_Task to complete_
Extract each line of the data and write it out again exactly.

Items from a dataset

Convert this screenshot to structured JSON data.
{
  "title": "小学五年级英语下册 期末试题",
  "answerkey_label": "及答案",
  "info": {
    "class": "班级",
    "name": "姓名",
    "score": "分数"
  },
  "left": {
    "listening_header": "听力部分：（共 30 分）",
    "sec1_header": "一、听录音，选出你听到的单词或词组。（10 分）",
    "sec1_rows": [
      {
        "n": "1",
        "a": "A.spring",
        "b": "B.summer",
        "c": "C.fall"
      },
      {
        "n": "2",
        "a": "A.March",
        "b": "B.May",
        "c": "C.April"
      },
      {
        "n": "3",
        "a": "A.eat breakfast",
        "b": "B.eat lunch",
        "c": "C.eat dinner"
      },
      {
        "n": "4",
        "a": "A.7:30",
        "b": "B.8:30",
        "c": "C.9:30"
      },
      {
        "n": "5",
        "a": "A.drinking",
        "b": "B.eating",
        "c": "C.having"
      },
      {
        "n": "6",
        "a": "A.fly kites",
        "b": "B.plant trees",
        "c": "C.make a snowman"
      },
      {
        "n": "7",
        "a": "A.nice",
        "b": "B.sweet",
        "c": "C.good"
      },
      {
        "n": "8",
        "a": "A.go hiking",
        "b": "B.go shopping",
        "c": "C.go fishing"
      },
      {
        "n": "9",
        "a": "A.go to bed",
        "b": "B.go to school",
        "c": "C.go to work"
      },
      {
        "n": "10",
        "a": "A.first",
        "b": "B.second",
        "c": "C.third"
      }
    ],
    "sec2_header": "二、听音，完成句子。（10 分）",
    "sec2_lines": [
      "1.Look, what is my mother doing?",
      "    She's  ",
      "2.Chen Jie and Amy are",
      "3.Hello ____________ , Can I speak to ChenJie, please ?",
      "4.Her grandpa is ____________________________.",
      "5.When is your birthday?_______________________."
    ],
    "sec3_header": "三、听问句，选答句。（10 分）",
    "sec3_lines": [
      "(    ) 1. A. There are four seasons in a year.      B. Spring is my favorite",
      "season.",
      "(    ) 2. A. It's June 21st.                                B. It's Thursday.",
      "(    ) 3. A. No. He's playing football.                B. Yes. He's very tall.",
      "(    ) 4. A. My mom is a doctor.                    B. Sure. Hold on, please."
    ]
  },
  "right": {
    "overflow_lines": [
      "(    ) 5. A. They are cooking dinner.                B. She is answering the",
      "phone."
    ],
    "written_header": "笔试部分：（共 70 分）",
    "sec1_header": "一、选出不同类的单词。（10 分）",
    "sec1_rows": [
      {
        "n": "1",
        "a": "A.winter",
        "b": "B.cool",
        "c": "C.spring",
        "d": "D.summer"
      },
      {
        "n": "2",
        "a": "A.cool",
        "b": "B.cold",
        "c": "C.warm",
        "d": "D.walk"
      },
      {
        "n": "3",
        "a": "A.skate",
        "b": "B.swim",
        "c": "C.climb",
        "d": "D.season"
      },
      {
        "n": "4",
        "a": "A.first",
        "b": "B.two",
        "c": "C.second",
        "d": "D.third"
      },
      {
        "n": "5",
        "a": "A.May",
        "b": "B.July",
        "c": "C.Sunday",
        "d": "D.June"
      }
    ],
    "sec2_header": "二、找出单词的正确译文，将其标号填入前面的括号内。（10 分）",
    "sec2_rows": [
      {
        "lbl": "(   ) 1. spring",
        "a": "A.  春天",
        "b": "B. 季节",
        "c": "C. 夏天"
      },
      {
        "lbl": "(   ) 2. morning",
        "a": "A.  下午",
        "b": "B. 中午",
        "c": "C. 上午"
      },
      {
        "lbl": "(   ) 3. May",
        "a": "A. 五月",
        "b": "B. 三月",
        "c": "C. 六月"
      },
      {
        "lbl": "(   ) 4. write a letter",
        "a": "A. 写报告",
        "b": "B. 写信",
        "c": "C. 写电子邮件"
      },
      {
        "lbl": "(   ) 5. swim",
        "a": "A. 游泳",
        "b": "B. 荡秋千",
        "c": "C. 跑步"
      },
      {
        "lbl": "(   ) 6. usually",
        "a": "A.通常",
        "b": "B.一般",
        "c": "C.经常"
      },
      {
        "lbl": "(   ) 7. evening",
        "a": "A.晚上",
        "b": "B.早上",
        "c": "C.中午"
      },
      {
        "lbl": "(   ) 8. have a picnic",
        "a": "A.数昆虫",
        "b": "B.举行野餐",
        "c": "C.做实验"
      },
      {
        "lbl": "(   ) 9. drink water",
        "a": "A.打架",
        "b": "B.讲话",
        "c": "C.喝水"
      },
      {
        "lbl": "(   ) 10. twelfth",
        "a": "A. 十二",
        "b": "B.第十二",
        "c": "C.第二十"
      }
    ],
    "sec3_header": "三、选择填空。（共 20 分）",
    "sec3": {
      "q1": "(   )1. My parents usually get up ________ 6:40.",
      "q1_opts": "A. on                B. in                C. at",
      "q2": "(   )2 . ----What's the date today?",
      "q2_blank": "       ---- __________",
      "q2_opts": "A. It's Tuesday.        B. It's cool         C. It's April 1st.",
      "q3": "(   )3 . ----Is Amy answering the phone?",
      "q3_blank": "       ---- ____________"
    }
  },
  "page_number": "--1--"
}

_Output_
Convert this screenshot to structured JSON data.
{
  "title": "小学五年级英语下册 期末试题",
  "answerkey_label": "及答案",
  "info": {
    "class": "班级",
    "name": "姓名",
    "score": "分数"
  },
  "left": {
    "listening_header": "听力部分：（共 30 分）",
    "sec1_header": "一、听录音，选出你听到的单词或词组。（10 分）",
    "sec1_rows": [
      {
        "n": "1",
        "a": "A.spring",
        "b": "B.summer",
        "c": "C.fall"
      },
      {
        "n": "2",
        "a": "A.March",
        "b": "B.May",
        "c": "C.April"
      },
      {
        "n": "3",
        "a": "A.eat breakfast",
        "b": "B.eat lunch",
        "c": "C.eat dinner"
      },
      {
        "n": "4",
        "a": "A.7:30",
        "b": "B.8:30",
        "c": "C.9:30"
      },
      {
        "n": "5",
        "a": "A.drinking",
        "b": "B.eating",
        "c": "C.having"
      },
      {
        "n": "6",
        "a": "A.fly kites",
        "b": "B.plant trees",
        "c": "C.make a snowman"
      },
      {
        "n": "7",
        "a": "A.nice",
        "b": "B.sweet",
        "c": "C.good"
      },
      {
        "n": "8",
        "a": "A.go hiking",
        "b": "B.go shopping",
        "c": "C.go fishing"
      },
      {
        "n": "9",
        "a": "A.go to bed",
        "b": "B.go to school",
        "c": "C.go to work"
      },
      {
        "n": "10",
        "a": "A.first",
        "b": "B.second",
        "c": "C.third"
      }
    ],
    "sec2_header": "二、听音，完成句子。（10 分）",
    "sec2_lines": [
      "1.Look, what is my mother doing?",
      "    She's  ",
      "2.Chen Jie and Amy are",
      "3.Hello ____________ , Can I speak to ChenJie, please ?",
      "4.Her grandpa is ____________________________.",
      "5.When is your birthday?_______________________."
    ],
    "sec3_header": "三、听问句，选答句。（10 分）",
    "sec3_lines": [
      "(    ) 1. A. There are four seasons in a year.      B. Spring is my favorite",
      "season.",
      "(    ) 2. A. It's June 21st.                                B. It's Thursday.",
      "(    ) 3. A. No. He's playing football.                B. Yes. He's very tall.",
      "(    ) 4. A. My mom is a doctor.                    B. Sure. Hold on, please."
    ]
  },
  "right": {
    "overflow_lines": [
      "(    ) 5. A. They are cooking dinner.                B. She is answering the",
      "phone."
    ],
    "written_header": "笔试部分：（共 70 分）",
    "sec1_header": "一、选出不同类的单词。（10 分）",
    "sec1_rows": [
      {
        "n": "1",
        "a": "A.winter",
        "b": "B.cool",
        "c": "C.spring",
        "d": "D.summer"
      },
      {
        "n": "2",
        "a": "A.cool",
        "b": "B.cold",
        "c": "C.warm",
        "d": "D.walk"
      },
      {
        "n": "3",
        "a": "A.skate",
        "b": "B.swim",
        "c": "C.climb",
        "d": "D.season"
      },
      {
        "n": "4",
        "a": "A.first",
        "b": "B.two",
        "c": "C.second",
        "d": "D.third"
      },
      {
        "n": "5",
        "a": "A.May",
        "b": "B.July",
        "c": "C.Sunday",
        "d": "D.June"
      }
    ],
    "sec2_header": "二、找出单词的正确译文，将其标号填入前面的括号内。（10 分）",
    "sec2_rows": [
      {
        "lbl": "(   ) 1. spring",
        "a": "A.  春天",
        "b": "B. 季节",
        "c": "C. 夏天"
      },
      {
        "lbl": "(   ) 2. morning",
        "a": "A.  下午",
        "b": "B. 中午",
        "c": "C. 上午"
      },
      {
        "lbl": "(   ) 3. May",
        "a": "A. 五月",
        "b": "B. 三月",
        "c": "C. 六月"
      },
      {
        "lbl": "(   ) 4. write a letter",
        "a": "A. 写报告",
        "b": "B. 写信",
        "c": "C. 写电子邮件"
      },
      {
        "lbl": "(   ) 5. swim",
        "a": "A. 游泳",
        "b": "B. 荡秋千",
        "c": "C. 跑步"
      },
      {
        "lbl": "(   ) 6. usually",
        "a": "A.通常",
        "b": "B.一般",
        "c": "C.经常"
      },
      {
        "lbl": "(   ) 7. evening",
        "a": "A.晚上",
        "b": "B.早上",
        "c": "C.中午"
      },
      {
        "lbl": "(   ) 8. have a picnic",
        "a": "A.数昆虫",
        "b": "B.举行野餐",
        "c": "C.做实验"
      },
      {
        "lbl": "(   ) 9. drink water",
        "a": "A.打架",
        "b": "B.讲话",
        "c": "C.喝水"
      },
      {
        "lbl": "(   ) 10. twelfth",
        "a": "A. 十二",
        "b": "B.第十二",
        "c": "C.第二十"
      }
    ],
    "sec3_header": "三、选择填空。（共 20 分）",
    "sec3": {
      "q1": "(   )1. My parents usually get up ________ 6:40.",
      "q1_opts": "A. on                B. in                C. at",
      "q2": "(   )2 . ----What's the date today?",
      "q2_blank": "       ---- __________",
      "q2_opts": "A. It's Tuesday.        B. It's cool         C. It's April 1st.",
      "q3": "(   )3 . ----Is Amy answering the phone?",
      "q3_blank": "       ---- ____________"
    }
  },
  "page_number": "--1--"
}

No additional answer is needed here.